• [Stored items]
= = = =
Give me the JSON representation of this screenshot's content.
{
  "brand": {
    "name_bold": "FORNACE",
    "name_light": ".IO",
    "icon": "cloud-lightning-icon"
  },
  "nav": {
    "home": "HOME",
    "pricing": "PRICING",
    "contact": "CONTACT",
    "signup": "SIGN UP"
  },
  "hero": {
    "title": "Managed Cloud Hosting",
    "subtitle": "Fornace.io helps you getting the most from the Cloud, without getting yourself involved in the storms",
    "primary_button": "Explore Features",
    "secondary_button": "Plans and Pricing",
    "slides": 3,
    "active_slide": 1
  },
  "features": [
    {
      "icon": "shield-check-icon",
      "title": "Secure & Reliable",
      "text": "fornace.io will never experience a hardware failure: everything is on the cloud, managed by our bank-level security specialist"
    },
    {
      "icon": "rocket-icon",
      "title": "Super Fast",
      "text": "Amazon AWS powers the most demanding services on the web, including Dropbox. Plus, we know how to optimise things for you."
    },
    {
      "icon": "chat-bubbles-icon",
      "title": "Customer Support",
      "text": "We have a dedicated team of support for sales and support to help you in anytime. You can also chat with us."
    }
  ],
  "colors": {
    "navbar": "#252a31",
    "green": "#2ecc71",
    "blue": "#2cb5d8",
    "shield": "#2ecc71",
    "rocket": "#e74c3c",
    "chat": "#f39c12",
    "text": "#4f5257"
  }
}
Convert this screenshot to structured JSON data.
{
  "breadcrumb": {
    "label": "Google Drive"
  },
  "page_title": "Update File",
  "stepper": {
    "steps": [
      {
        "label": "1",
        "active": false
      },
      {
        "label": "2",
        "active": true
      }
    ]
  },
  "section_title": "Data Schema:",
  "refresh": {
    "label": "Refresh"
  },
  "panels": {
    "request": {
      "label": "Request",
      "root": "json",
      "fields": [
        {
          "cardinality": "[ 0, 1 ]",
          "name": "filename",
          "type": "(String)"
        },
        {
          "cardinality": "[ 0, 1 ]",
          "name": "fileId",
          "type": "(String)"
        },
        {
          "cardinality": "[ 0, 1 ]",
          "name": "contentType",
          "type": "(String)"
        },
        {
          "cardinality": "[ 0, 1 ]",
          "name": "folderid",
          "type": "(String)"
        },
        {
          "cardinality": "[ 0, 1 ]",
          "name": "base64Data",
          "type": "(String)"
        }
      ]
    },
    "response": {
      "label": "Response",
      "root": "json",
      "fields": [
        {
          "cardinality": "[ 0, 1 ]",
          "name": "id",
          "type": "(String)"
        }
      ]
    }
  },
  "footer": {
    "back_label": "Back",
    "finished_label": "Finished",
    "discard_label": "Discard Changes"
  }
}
= = = =
• [Prompt]
Where a line above contains the word "most", copy that line.

• [Response for this exercise]
    "subtitle": "Fornace.io helps you getting the most from the Cloud, without getting yourself involved in the storms",
      "text": "Amazon AWS powers the most demanding services on the web, including Dropbox. Plus, we know how to optimise things for you."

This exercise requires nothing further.